Dataset items
####

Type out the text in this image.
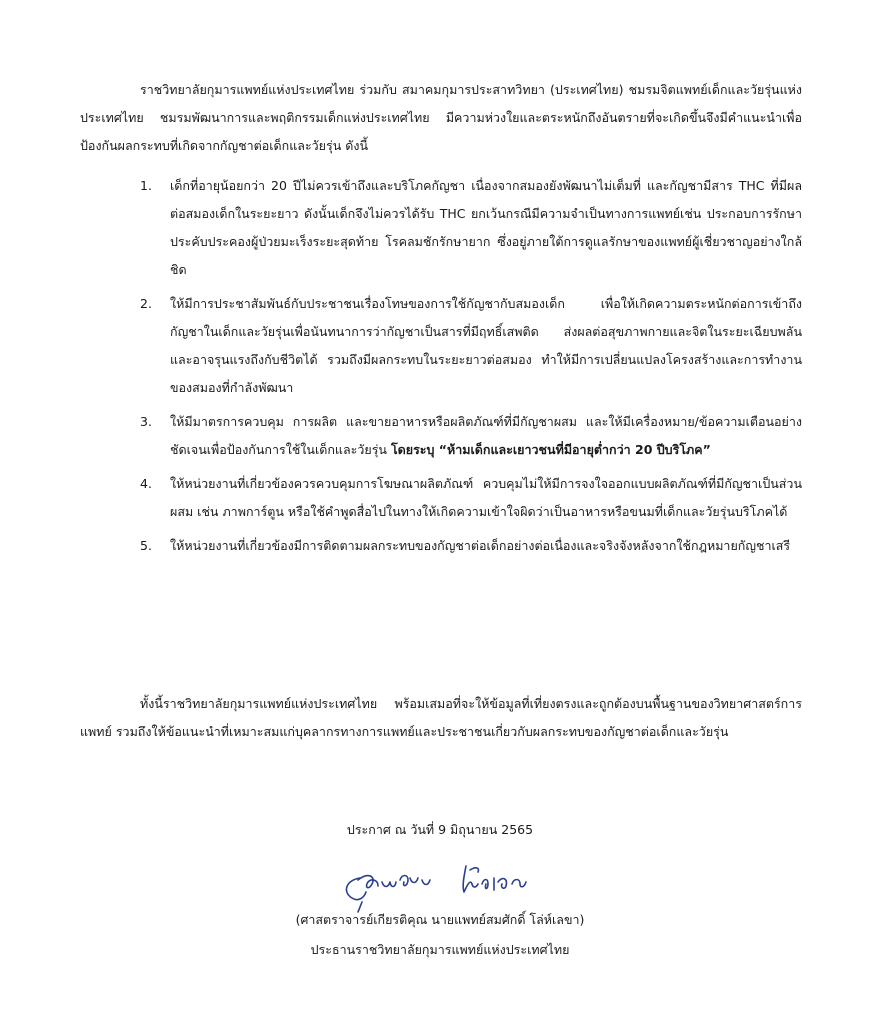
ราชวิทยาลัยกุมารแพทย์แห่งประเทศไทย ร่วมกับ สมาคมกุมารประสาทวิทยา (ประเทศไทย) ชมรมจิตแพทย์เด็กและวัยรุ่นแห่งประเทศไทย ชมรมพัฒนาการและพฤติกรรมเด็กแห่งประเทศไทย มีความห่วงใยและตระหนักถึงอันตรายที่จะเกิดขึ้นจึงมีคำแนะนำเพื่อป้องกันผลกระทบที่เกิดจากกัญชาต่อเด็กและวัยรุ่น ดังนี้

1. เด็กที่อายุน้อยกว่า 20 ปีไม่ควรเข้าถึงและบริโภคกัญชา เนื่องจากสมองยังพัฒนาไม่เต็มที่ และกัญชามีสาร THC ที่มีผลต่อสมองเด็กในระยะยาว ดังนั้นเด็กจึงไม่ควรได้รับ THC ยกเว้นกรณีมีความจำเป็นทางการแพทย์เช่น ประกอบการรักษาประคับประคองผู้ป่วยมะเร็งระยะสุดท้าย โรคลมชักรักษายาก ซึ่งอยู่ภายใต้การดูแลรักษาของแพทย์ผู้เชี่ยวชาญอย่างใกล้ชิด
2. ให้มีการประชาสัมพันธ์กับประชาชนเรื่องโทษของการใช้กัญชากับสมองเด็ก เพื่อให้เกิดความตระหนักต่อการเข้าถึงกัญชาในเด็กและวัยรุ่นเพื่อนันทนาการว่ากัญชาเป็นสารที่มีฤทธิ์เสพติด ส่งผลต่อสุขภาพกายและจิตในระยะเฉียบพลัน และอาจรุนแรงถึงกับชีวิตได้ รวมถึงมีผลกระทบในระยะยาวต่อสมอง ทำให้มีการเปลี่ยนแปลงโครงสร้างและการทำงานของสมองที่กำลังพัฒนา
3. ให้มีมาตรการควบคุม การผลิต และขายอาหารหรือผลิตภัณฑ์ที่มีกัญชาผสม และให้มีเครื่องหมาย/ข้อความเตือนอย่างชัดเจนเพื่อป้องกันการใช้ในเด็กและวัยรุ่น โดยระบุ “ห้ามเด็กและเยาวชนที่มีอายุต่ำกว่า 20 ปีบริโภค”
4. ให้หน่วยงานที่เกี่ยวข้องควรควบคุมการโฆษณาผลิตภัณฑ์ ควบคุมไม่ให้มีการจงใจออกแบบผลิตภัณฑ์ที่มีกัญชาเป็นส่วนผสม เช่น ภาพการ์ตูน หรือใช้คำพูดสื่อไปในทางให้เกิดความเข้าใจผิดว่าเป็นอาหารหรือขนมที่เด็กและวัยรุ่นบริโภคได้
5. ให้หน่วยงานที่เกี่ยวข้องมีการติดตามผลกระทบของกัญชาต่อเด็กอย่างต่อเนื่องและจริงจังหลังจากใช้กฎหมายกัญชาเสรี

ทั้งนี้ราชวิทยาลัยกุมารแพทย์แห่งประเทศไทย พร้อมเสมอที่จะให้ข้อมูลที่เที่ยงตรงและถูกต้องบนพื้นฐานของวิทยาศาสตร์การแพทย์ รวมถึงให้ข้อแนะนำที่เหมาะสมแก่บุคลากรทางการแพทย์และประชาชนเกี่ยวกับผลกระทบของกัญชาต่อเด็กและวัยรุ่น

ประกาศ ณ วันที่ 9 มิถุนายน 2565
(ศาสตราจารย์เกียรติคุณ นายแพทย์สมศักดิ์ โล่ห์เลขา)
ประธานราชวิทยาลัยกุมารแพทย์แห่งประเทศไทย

####

What is expected
Copy out the data above exactly, except the pictures.

Output
Type out the text in this image.
ราชวิทยาลัยกุมารแพทย์แห่งประเทศไทย ร่วมกับ สมาคมกุมารประสาทวิทยา (ประเทศไทย) ชมรมจิตแพทย์เด็กและวัยรุ่นแห่งประเทศไทย ชมรมพัฒนาการและพฤติกรรมเด็กแห่งประเทศไทย มีความห่วงใยและตระหนักถึงอันตรายที่จะเกิดขึ้นจึงมีคำแนะนำเพื่อป้องกันผลกระทบที่เกิดจากกัญชาต่อเด็กและวัยรุ่น ดังนี้

1. เด็กที่อายุน้อยกว่า 20 ปีไม่ควรเข้าถึงและบริโภคกัญชา เนื่องจากสมองยังพัฒนาไม่เต็มที่ และกัญชามีสาร THC ที่มีผลต่อสมองเด็กในระยะยาว ดังนั้นเด็กจึงไม่ควรได้รับ THC ยกเว้นกรณีมีความจำเป็นทางการแพทย์เช่น ประกอบการรักษาประคับประคองผู้ป่วยมะเร็งระยะสุดท้าย โรคลมชักรักษายาก ซึ่งอยู่ภายใต้การดูแลรักษาของแพทย์ผู้เชี่ยวชาญอย่างใกล้ชิด
2. ให้มีการประชาสัมพันธ์กับประชาชนเรื่องโทษของการใช้กัญชากับสมองเด็ก เพื่อให้เกิดความตระหนักต่อการเข้าถึงกัญชาในเด็กและวัยรุ่นเพื่อนันทนาการว่ากัญชาเป็นสารที่มีฤทธิ์เสพติด ส่งผลต่อสุขภาพกายและจิตในระยะเฉียบพลัน และอาจรุนแรงถึงกับชีวิตได้ รวมถึงมีผลกระทบในระยะยาวต่อสมอง ทำให้มีการเปลี่ยนแปลงโครงสร้างและการทำงานของสมองที่กำลังพัฒนา
3. ให้มีมาตรการควบคุม การผลิต และขายอาหารหรือผลิตภัณฑ์ที่มีกัญชาผสม และให้มีเครื่องหมาย/ข้อความเตือนอย่างชัดเจนเพื่อป้องกันการใช้ในเด็กและวัยรุ่น โดยระบุ “ห้ามเด็กและเยาวชนที่มีอายุต่ำกว่า 20 ปีบริโภค”
4. ให้หน่วยงานที่เกี่ยวข้องควรควบคุมการโฆษณาผลิตภัณฑ์ ควบคุมไม่ให้มีการจงใจออกแบบผลิตภัณฑ์ที่มีกัญชาเป็นส่วนผสม เช่น ภาพการ์ตูน หรือใช้คำพูดสื่อไปในทางให้เกิดความเข้าใจผิดว่าเป็นอาหารหรือขนมที่เด็กและวัยรุ่นบริโภคได้
5. ให้หน่วยงานที่เกี่ยวข้องมีการติดตามผลกระทบของกัญชาต่อเด็กอย่างต่อเนื่องและจริงจังหลังจากใช้กฎหมายกัญชาเสรี

ทั้งนี้ราชวิทยาลัยกุมารแพทย์แห่งประเทศไทย พร้อมเสมอที่จะให้ข้อมูลที่เที่ยงตรงและถูกต้องบนพื้นฐานของวิทยาศาสตร์การแพทย์ รวมถึงให้ข้อแนะนำที่เหมาะสมแก่บุคลากรทางการแพทย์และประชาชนเกี่ยวกับผลกระทบของกัญชาต่อเด็กและวัยรุ่น

ประกาศ ณ วันที่ 9 มิถุนายน 2565
(ศาสตราจารย์เกียรติคุณ นายแพทย์สมศักดิ์ โล่ห์เลขา)
ประธานราชวิทยาลัยกุมารแพทย์แห่งประเทศไทย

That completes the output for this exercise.